At any rate, if you want to get a non-parametric estimate of what the underlying function might be, you could plot a lowess line:

plot(ravenWinNum~ravenScore, data=ravensData)
lines(with(ravensData, lowess(ravenWinNum~ravenScore)))

enter image description here

What is clear from this figure, is that there is a curvilinear relationship between the score and the probability of winning (at least in these data, we can debate whether that makes any theoretical sense). If you thought about it, it was clear from the plot of the raw data in that there are increasing numbers of wins at both the low end and high end of $x$; the losses are in the center. A very simple way to fit a curvilinear relationship is to add a squared term:

lr.Ravens2 <- glm(ravenWinNum~ravenScore+I(ravenScore^2), data=ravensData, 
                  family=binomial)

We can test these models as a whole by assessing their deviance against the null deviance and comparing the result to a chi-squared distribution with the number of degrees of freedom consumed. We do this because we want to think of both the linear term and the squared term together as a unit. This method of testing the model as a whole is analogous to the global $F$-test that comes with a multiple regression model.

# here is the test of the model with the squared term as a whole
1-pchisq(24.435-16.875, df=2)
[1] 0.02282269
# here is the test of your model
1-pchisq(24.435-20.895, df=1)
[1] 0.05990546
# this is the test of the improvement due to adding the squared term
1-pchisq(20.895-16.875, df=1)
[1] 0.04496371

I wouldn't make too much of the arbitrary threshold of significance at $.05$, but we see that the initial model is not significant by conventional standards, or at least is slightly less significant. (Given that you have so few data, I would think a higher $\alpha$ is fine.) The model that includes the squared term as well is more significant, even though it uses up another of your precious few degrees of freedom. The AIC is lower as well: the first model has $AIC=24.895$, whereas the second model has $AIC=22.875$. The last of the tests listed shows that the addition of the squared term yields a significant improvement in fit.

The implication of the fact that there is a curvilinear relationship between $x$ and $y$ is that the function that maps the conditional probability that $y_i=1$ given $x_i$ cannot be equated to a cumulative probability distribution that takes $x$ as its quantiles.

For completeness, here is the same plot with the model's predicted probabilities overlaid:

enter image description here

We see that the predicted probabilities mirror the lowess line reasonably well. Of course, they don't match perfectly, but there is no reason to believe that the lowess line is exactly correct; it just provides a non-parametric approximation of whatever the underlying function is.

**Information supplied:**
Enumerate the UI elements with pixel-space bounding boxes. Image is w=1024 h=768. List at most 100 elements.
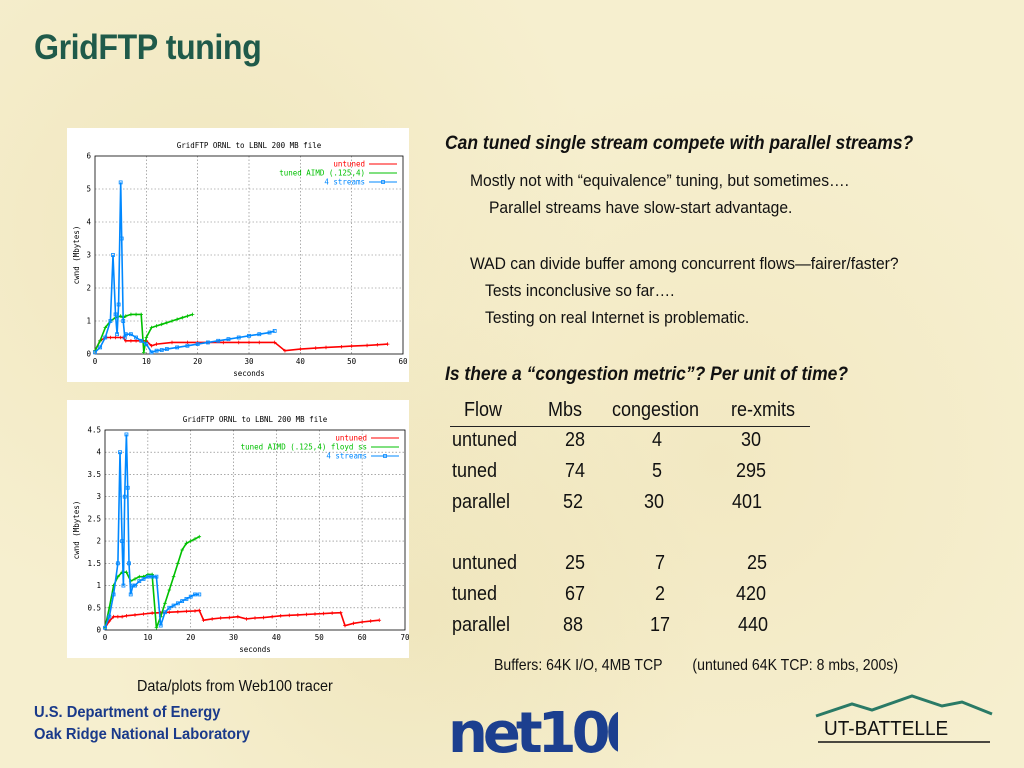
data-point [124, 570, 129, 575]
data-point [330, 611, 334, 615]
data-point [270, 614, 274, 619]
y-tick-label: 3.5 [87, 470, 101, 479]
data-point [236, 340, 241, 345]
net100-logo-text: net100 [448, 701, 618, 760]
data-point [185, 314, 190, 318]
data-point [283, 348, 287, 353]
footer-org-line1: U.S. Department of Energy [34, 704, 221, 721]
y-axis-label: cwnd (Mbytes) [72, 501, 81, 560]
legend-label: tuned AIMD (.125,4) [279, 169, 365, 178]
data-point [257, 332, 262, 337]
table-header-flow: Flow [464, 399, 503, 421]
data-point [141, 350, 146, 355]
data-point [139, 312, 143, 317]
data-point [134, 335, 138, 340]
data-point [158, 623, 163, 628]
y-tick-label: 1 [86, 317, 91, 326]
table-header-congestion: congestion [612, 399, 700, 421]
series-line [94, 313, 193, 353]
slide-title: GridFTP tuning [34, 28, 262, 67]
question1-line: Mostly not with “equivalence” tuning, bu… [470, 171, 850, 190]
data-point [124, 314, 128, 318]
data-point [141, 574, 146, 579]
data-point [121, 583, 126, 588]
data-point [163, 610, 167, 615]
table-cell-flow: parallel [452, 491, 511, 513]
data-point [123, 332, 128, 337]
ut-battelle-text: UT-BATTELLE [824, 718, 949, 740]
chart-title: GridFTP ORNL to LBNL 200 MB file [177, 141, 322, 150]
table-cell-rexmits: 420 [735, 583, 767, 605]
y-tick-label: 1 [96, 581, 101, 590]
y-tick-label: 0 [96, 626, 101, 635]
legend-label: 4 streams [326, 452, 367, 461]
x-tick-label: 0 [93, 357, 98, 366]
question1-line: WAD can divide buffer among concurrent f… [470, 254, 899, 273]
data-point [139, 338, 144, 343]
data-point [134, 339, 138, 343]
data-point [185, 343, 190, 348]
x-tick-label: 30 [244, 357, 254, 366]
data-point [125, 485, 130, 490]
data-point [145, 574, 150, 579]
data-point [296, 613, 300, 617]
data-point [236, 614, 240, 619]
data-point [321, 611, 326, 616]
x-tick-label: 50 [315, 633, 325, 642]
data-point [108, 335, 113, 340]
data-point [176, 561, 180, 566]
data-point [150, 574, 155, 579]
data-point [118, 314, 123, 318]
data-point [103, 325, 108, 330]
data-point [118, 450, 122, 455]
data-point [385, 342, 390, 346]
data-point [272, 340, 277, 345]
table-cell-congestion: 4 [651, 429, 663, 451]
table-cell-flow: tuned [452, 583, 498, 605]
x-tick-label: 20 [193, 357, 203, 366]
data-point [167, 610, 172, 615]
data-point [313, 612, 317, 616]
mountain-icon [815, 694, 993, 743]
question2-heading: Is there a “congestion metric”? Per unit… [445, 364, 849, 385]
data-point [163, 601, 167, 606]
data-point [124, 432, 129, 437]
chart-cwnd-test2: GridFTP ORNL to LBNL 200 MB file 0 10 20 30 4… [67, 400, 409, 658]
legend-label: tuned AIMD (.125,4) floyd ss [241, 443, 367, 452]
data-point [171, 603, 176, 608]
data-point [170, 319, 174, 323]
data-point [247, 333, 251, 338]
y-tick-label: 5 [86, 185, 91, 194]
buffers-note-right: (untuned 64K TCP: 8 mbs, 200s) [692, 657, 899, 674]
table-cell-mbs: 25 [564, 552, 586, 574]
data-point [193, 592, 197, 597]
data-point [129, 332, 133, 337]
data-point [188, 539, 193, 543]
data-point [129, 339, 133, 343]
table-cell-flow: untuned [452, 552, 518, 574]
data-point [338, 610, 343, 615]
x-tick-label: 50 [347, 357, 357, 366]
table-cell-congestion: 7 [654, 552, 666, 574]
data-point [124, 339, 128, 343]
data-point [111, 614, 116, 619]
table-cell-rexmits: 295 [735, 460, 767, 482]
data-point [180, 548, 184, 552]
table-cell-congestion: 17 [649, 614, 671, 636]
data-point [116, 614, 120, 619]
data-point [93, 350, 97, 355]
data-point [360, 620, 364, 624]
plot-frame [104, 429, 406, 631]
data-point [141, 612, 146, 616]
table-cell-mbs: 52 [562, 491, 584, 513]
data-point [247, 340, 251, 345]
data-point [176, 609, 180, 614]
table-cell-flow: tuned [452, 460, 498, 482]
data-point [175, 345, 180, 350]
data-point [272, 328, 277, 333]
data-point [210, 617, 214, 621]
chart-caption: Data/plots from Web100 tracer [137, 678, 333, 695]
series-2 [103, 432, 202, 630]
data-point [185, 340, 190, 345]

**Jobs:**
a - Summarize the regression text in two sentences.
b - In the regression text, begin at the words "At any rate, if" and stop after "lines(with(ravensData, lowess(ravenWinNum~ravenScore)))". Rewrite that stretch with every "lowess" changed to "smoothed".

**Task solutions:**
a - A lowess plot shows a curvilinear relationship between the score and the probability of winning, so a squared term is added to the logistic model. Chi-squared tests on the deviances and a lower AIC show that the model with the squared term is more significant than the initial one and significantly improves the fit, and its predicted probabilities mirror the lowess line reasonably well.

b -
At any rate, if you want to get a non-parametric estimate of what the underlying function might be, you could plot a smoothed line:

plot(ravenWinNum~ravenScore, data=ravensData)
lines(with(ravensData, smoothed(ravenWinNum~ravenScore)))